[Data items]
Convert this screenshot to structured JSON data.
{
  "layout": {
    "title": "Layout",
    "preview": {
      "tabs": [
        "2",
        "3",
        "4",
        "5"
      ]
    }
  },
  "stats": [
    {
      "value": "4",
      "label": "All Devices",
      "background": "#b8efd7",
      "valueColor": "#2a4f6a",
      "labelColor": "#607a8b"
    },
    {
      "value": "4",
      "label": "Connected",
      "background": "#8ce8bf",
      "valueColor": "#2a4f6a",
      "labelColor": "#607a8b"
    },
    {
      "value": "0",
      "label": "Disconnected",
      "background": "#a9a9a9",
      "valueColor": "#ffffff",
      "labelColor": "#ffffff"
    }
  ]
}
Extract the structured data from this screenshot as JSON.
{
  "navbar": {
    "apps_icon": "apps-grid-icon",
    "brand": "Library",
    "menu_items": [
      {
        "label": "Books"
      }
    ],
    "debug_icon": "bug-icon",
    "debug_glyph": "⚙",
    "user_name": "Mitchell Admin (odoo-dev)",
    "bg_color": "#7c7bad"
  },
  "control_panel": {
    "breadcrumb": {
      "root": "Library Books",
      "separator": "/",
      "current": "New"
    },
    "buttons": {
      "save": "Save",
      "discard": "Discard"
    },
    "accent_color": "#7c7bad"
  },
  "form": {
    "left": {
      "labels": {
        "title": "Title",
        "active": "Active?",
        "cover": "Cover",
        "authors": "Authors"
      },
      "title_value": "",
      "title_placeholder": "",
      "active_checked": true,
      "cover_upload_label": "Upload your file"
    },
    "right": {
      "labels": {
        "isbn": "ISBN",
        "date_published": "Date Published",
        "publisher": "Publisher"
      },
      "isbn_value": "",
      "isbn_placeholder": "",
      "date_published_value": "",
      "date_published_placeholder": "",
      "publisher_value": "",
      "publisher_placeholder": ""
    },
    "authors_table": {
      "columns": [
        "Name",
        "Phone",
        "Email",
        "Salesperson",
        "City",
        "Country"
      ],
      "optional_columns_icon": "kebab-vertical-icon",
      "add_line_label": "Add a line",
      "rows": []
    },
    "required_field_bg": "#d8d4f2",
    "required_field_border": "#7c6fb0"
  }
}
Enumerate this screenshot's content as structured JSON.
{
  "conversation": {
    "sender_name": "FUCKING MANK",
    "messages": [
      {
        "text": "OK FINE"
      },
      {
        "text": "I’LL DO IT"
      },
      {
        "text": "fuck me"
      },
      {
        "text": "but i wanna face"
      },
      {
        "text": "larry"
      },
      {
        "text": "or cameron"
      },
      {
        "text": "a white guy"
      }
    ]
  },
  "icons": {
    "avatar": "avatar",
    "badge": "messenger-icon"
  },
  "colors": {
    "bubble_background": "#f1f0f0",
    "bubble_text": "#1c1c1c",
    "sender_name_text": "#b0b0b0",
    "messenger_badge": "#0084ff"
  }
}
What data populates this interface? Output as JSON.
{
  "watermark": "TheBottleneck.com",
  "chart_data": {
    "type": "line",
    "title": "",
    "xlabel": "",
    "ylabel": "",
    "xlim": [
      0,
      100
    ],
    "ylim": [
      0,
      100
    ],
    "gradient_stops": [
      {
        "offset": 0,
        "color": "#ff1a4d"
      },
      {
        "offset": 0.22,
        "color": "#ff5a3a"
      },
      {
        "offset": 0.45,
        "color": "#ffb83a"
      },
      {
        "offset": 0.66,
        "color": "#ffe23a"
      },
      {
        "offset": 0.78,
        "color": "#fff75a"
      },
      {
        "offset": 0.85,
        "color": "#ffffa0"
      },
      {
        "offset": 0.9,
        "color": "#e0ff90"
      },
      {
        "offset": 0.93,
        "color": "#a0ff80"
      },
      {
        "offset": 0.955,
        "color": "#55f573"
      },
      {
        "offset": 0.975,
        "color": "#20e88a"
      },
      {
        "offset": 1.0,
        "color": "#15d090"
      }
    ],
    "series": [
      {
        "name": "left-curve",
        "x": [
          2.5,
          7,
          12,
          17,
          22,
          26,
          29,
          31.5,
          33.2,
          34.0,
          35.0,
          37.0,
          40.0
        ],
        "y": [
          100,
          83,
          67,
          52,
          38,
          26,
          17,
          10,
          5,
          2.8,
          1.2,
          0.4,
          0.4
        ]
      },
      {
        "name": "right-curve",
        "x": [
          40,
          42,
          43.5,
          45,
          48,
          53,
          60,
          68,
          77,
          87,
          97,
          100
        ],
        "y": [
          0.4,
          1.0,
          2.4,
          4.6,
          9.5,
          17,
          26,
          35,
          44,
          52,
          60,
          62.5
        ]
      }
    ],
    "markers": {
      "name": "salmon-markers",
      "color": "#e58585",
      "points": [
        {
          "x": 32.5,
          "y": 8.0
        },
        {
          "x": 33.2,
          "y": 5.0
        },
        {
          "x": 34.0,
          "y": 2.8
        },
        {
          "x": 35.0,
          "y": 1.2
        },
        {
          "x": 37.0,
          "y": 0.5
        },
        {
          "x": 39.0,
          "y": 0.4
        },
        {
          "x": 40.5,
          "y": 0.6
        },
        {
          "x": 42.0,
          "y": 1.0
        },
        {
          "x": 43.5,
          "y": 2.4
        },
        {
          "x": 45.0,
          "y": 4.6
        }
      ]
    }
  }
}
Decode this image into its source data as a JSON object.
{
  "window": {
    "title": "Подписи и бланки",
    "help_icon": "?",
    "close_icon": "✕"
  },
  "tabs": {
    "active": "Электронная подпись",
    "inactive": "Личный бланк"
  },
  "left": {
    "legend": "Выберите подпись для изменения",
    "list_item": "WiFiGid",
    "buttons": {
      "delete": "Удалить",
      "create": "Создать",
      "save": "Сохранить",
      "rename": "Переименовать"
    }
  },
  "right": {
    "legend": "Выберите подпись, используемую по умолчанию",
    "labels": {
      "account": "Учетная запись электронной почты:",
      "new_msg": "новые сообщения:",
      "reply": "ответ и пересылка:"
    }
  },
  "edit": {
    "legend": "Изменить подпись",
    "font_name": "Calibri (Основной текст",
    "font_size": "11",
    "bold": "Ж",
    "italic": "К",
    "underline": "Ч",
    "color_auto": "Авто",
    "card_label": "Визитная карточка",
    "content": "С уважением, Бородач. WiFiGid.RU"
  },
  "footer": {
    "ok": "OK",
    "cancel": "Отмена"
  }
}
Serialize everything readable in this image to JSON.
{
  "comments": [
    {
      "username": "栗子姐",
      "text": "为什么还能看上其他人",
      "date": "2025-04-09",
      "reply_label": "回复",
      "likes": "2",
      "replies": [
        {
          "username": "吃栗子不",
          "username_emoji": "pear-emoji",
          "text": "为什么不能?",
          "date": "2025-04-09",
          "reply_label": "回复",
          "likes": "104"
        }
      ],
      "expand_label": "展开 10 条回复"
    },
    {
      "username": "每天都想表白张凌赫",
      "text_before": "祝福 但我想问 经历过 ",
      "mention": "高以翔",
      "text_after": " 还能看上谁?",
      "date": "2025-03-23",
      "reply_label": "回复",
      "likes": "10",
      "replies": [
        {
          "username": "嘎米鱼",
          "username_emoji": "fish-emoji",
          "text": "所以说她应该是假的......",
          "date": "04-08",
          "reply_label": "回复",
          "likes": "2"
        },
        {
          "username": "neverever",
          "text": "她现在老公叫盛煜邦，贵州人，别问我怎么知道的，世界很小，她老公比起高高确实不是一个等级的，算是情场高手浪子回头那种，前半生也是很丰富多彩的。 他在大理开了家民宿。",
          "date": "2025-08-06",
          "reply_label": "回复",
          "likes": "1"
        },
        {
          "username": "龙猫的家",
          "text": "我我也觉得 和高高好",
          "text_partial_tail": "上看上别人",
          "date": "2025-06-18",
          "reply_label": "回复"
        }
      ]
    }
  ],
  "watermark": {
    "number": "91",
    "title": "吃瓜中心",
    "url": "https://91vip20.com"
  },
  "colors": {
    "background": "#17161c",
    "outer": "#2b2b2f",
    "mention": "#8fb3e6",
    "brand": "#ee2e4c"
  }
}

▸ **OBJECTIVE**
Lines containing the word "screenshot" must all be returned from the material above.

▸ **EXERCISE OUTPUT**
Convert this screenshot to structured JSON data.
Extract the structured data from this screenshot as JSON.
Enumerate this screenshot's content as structured JSON.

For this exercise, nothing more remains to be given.